[Opening Text passage section]

For most of the past year, high-bandwidth memory has been the one corner of the memory market where contract prices stayed relatively contained. That's about to change. In a June 2026 analysis, TrendForce projects that HBM contract prices will rise by multiples in 2027 - and the reason isn't HBM demand alone. It's what's happening in conventional DRAM.

Tight DRAM is the lever

DRAM supply has tightened dramatically. Industry DRAM revenue jumped 81% quarter-over-quarter in Q1 2026, and the price surge has been steep enough to reorder the economics of the whole memory portfolio. By Q1 2026, HBM's per-wafer profitability had actually slipped below that of a high-capacity DDR5 64GB RDIMM - a striking inversion, given HBM is the premium, AI-grade product.

That inversion is exactly what hands suppliers their leverage. With conventional DRAM this profitable, the three major memory makers have every incentive to reallocate wafer capacity toward it - which means HBM only stays strategically prioritized if its pricing catches up. TrendForce's read: suppliers will use the tight-supply backdrop to push HBM contract prices sharply higher in 2027, restoring HBM's premium over commodity DRAM.

Demand is climbing into that tight supply

The pricing pressure lands on top of a steep demand ramp. TrendForce projects HBM's share of total DRAM wafer input rising from roughly 18% at the end of 2025 to 22% in 2026 and 30% in 2027. On a bit basis, HBM's share of supply grows from about 8% in 2025 to 9% in 2026 and 13% in 2027 - a reminder that HBM consumes far more wafer area per bit than conventional DRAM.

[Closing Text passage section]

*Exercise set*:
1. Please translate this sentence from the HBM pricing text into Spanish: "Industry DRAM revenue jumped 81% quarter-over-quarter in Q1 2026, and the price surge has been steep enough to reorder the economics of the whole memory portfolio."
2. In the HBM pricing text, what share of total DRAM wafer input does TrendForce project for HBM in 2027?
3. Carry the HBM pricing text forward, starting right after its final sentence.

[Opening Material shown section]

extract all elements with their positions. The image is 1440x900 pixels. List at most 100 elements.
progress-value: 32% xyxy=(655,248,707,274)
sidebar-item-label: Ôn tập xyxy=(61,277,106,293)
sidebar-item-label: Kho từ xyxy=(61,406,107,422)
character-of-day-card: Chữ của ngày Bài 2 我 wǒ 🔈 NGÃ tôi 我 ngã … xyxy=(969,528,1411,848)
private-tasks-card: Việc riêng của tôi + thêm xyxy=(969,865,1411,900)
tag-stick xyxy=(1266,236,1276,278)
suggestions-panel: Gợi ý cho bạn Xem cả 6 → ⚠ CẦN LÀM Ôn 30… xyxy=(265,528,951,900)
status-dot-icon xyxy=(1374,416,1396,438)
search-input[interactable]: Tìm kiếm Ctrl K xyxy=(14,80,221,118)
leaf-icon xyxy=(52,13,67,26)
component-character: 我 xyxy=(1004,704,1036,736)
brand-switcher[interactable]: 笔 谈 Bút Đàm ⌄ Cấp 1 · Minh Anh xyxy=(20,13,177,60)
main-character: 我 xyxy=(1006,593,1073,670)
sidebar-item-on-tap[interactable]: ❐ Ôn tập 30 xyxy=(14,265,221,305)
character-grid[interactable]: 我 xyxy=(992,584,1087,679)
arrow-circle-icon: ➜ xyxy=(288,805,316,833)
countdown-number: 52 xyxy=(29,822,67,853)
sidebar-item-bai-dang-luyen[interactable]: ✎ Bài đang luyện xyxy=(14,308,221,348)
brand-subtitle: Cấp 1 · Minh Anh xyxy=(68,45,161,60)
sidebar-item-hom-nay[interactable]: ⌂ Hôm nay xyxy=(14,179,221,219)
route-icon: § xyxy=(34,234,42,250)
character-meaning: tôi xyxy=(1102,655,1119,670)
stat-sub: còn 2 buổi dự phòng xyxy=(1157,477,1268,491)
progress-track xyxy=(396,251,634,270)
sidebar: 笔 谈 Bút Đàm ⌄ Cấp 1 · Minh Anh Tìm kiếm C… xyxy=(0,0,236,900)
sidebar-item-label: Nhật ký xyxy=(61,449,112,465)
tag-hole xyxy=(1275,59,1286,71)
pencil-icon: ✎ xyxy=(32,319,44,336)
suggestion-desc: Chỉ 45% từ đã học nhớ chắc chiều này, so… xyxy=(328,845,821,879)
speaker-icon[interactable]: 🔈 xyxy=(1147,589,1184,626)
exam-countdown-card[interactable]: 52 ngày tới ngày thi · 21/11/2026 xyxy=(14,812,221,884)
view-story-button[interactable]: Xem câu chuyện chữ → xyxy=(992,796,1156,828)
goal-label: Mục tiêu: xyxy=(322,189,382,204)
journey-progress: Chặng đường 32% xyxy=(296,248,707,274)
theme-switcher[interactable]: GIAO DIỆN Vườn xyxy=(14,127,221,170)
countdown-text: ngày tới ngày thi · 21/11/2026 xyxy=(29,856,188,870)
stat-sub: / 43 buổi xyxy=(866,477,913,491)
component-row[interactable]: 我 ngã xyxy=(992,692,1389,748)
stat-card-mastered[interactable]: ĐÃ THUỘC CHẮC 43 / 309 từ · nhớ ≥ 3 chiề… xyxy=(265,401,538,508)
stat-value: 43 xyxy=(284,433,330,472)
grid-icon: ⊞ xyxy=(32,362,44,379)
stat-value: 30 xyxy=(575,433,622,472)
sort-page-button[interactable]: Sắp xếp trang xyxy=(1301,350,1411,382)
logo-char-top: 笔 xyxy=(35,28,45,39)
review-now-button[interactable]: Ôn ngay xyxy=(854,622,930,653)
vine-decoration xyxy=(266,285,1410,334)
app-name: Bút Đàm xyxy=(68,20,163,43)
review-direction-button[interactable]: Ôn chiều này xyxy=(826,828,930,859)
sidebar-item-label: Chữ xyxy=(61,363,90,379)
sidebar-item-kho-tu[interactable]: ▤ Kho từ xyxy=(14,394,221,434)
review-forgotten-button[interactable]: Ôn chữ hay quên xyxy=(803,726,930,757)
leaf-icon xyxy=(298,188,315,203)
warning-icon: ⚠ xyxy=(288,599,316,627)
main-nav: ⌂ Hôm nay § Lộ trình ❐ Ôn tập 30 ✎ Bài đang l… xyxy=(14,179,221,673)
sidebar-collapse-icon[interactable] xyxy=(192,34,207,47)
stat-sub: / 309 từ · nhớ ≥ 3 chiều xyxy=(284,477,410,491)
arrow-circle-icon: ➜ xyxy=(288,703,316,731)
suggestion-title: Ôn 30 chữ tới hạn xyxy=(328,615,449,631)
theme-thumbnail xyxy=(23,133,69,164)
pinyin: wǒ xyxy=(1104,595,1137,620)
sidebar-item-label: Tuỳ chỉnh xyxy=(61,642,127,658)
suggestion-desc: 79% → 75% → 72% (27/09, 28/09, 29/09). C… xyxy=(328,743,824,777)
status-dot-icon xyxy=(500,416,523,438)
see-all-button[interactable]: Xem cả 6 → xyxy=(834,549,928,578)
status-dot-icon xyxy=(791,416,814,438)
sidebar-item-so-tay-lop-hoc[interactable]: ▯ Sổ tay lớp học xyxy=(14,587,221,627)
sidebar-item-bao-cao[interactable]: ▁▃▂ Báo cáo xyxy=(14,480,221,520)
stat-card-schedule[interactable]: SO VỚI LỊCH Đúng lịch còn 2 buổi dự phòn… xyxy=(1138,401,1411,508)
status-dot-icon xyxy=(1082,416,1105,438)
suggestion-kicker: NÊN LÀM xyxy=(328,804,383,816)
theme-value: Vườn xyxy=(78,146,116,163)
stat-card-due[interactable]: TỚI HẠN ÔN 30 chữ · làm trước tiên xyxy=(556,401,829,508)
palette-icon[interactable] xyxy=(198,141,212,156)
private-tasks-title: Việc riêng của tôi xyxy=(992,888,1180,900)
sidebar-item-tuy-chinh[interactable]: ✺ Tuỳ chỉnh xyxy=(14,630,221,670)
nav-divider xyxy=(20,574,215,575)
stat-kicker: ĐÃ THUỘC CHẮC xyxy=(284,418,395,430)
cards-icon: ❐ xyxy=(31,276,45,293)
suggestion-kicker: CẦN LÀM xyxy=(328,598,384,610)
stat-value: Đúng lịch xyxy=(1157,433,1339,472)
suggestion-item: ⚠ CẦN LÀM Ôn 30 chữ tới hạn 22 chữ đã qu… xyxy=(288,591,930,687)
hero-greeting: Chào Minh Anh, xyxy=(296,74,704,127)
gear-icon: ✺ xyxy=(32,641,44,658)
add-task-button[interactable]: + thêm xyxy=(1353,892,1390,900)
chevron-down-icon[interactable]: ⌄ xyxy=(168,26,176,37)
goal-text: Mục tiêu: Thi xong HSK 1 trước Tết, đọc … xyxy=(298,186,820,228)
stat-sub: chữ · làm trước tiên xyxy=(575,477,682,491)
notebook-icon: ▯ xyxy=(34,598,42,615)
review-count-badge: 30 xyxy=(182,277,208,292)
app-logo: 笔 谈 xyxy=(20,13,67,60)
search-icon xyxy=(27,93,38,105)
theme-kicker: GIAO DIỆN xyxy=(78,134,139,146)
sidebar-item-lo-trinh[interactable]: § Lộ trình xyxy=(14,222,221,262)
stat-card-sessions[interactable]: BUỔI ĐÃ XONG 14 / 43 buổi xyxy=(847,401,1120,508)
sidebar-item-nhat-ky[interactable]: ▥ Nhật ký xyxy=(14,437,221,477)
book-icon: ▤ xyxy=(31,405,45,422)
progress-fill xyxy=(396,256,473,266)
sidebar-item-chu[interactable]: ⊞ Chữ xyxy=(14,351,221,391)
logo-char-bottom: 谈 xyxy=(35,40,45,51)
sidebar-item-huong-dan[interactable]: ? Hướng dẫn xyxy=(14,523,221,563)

[Closing Material shown section]

*Written answers*:
1. Los ingresos de la industria de DRAM aumentaron un 81 % trimestre a trimestre en el primer trimestre de 2026, y el alza de precios ha sido lo bastante pronunciada como para reordenar la economía de toda la cartera de memoria.

2. 30%.

3.
Driving it is the next wave of AI accelerators. HBM content per AI chip is climbing from today's 96GB/192GB toward 216GB/288GB in 2026, and NVIDIA's Rubin Ultra platform - expected in 2027 - is slated to carry up to 384GB per GPU. Each generation pulls more HBM into each system, and the supply base is racing to keep up.

What to do in 2026

  • Map your HBM exposure now. Which products use HBM, in what generation and capacity, and against which 2027 build volumes? You can't budget for a multiples price increase you haven't quantified.
  • Lock 2027 contract terms early. If suppliers raise contract prices by multiples next year, the cost of waiting is direct. Booking 2027 demand while this year's terms still apply is the clearest hedge.
  • Don't assume conventional DRAM is the safe harbor. The same tight supply driving HBM pricing is driving DDR5 - budget both, not just the AI line items.
  • Re-baseline product cost models. If a design's bill of materials assumes last year's memory pricing, the standard cost is already stale. Update it before it shows up as a variance.
  • Talk to us about forward coverage. For memory-exposed programs, locking supply and pricing ahead of the 2027 step-up is the lever you still control.

The bottom line for buyers

This isn't the usual supercycle story where new capacity eventually floods in and prices collapse. The constraint is structural: HBM consumes disproportionate wafer area, conventional DRAM is now profitable enough to compete for that same capacity, and AI demand keeps raising the HBM content of every new accelerator. TrendForce's forecast of multiples-higher HBM pricing in 2027 is the market pricing that squeeze in. For anyone with HBM - or high-capacity DDR5 - on a 2027 roadmap, the planning window is now, while this year's contract terms still hold.